[Task description]:
Look through the lines below and extract each one that contains "Heat".
====================
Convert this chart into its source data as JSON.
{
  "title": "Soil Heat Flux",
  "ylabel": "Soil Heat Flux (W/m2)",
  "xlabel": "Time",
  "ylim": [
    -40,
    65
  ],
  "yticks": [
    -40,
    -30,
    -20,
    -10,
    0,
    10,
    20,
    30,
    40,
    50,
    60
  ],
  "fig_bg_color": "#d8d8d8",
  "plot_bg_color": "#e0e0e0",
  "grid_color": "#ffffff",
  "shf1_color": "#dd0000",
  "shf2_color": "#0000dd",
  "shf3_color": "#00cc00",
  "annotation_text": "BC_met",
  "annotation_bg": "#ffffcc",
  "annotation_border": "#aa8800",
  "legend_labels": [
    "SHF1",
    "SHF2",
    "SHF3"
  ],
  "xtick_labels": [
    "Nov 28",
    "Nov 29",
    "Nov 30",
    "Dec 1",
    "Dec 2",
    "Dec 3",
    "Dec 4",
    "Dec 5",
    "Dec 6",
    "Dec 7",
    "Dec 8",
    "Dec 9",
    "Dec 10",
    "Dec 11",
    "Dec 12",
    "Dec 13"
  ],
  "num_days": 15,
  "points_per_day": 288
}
====================
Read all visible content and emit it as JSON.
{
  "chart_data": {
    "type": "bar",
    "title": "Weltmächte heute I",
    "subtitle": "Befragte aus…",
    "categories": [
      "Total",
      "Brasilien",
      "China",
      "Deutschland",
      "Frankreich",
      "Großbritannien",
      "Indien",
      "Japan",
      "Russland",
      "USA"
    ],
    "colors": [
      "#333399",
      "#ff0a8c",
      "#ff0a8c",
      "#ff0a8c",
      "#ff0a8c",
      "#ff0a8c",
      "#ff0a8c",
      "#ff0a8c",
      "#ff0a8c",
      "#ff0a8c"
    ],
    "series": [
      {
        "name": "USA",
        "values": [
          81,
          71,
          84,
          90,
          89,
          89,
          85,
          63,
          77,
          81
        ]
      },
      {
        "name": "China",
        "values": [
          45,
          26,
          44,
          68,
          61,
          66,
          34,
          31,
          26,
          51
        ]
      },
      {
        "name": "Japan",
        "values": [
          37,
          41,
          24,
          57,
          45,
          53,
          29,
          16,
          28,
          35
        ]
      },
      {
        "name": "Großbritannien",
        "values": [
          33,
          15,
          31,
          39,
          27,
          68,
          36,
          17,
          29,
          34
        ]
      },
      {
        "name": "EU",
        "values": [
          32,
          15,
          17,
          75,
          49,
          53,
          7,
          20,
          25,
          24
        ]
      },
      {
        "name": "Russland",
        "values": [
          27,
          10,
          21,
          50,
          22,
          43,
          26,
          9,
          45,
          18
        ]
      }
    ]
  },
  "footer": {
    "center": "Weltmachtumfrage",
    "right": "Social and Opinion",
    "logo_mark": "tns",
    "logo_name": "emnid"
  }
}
====================
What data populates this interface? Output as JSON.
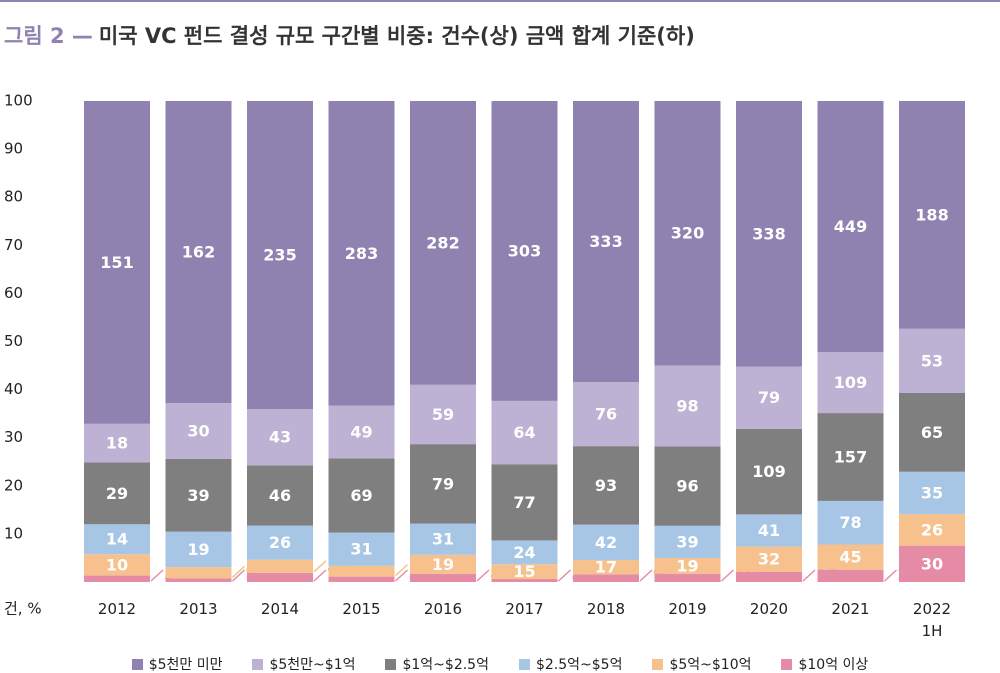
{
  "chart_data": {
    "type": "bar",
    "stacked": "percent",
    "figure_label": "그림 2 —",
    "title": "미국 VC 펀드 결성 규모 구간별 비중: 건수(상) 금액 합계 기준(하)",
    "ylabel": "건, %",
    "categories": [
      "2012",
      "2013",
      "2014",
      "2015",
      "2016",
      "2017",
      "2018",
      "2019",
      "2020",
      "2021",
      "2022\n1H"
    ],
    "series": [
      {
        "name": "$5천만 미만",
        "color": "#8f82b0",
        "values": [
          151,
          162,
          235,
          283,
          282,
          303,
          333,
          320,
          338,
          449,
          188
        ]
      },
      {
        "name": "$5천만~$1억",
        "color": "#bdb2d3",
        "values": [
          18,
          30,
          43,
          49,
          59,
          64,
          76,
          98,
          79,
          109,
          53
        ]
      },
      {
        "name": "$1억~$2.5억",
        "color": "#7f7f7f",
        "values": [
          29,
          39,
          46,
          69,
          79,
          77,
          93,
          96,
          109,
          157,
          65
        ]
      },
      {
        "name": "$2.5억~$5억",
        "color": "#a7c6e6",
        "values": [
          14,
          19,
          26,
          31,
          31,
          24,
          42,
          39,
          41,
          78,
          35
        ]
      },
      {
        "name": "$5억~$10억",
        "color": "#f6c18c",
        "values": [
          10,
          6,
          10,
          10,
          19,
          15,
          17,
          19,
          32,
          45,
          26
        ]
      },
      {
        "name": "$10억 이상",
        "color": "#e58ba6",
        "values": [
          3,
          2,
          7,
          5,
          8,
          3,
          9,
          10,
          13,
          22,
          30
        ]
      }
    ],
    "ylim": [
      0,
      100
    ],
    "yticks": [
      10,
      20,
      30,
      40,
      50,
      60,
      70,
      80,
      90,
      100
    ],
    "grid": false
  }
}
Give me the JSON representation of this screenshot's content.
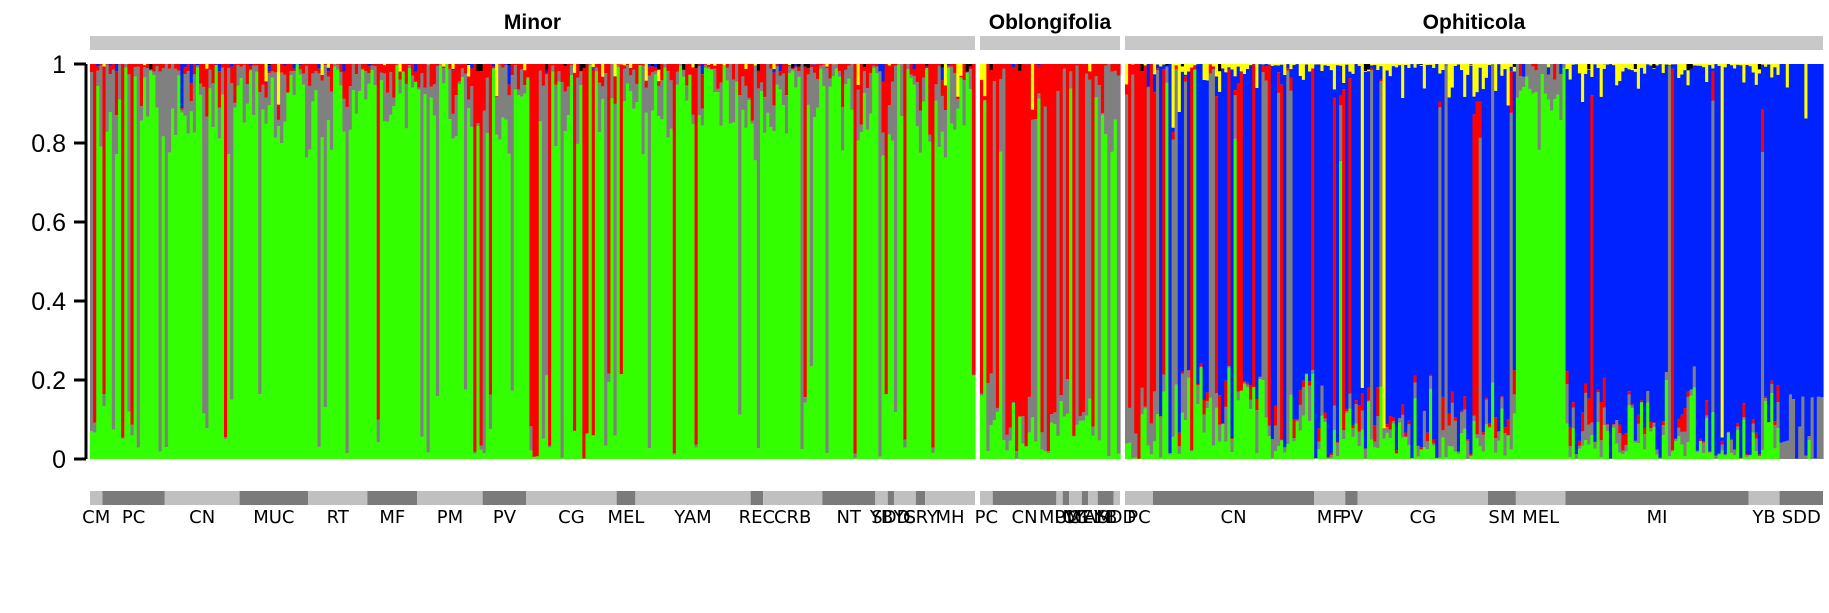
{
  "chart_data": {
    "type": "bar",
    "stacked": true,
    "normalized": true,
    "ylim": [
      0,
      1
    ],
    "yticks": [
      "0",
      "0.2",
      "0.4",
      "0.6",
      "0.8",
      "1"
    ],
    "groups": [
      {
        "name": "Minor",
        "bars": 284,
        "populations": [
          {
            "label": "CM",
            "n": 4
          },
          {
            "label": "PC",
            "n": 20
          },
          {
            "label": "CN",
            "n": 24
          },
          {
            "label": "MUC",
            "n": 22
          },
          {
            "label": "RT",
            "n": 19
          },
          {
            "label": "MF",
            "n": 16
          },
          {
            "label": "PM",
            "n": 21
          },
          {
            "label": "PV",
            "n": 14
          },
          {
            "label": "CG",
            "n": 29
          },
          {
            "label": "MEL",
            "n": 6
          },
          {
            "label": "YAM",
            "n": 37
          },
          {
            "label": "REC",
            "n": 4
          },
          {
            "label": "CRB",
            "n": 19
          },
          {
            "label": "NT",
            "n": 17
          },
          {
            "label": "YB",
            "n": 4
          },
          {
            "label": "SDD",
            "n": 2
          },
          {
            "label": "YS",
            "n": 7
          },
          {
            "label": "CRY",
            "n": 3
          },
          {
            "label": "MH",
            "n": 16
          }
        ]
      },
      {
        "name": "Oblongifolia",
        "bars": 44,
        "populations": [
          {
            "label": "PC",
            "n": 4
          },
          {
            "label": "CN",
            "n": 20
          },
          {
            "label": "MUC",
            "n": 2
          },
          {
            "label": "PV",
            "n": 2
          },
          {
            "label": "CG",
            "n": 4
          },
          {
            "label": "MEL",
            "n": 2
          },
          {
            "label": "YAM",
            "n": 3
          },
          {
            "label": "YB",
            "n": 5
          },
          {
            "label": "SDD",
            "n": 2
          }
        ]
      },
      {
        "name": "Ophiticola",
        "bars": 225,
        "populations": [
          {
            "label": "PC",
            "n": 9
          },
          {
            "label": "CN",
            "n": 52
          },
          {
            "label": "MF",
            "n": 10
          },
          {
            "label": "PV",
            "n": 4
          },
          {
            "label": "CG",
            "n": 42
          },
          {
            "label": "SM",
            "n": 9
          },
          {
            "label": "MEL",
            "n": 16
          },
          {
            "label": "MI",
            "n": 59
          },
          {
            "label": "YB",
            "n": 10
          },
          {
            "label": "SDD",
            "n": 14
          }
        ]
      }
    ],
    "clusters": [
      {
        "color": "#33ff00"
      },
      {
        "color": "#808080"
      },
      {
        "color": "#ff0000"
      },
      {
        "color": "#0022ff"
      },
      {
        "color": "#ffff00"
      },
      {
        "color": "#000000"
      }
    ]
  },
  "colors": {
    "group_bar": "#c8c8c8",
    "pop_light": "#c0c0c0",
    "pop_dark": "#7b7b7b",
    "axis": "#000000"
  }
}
====================
[Expected answer]:
  "title": "Soil Heat Flux",
  "ylabel": "Soil Heat Flux (W/m2)",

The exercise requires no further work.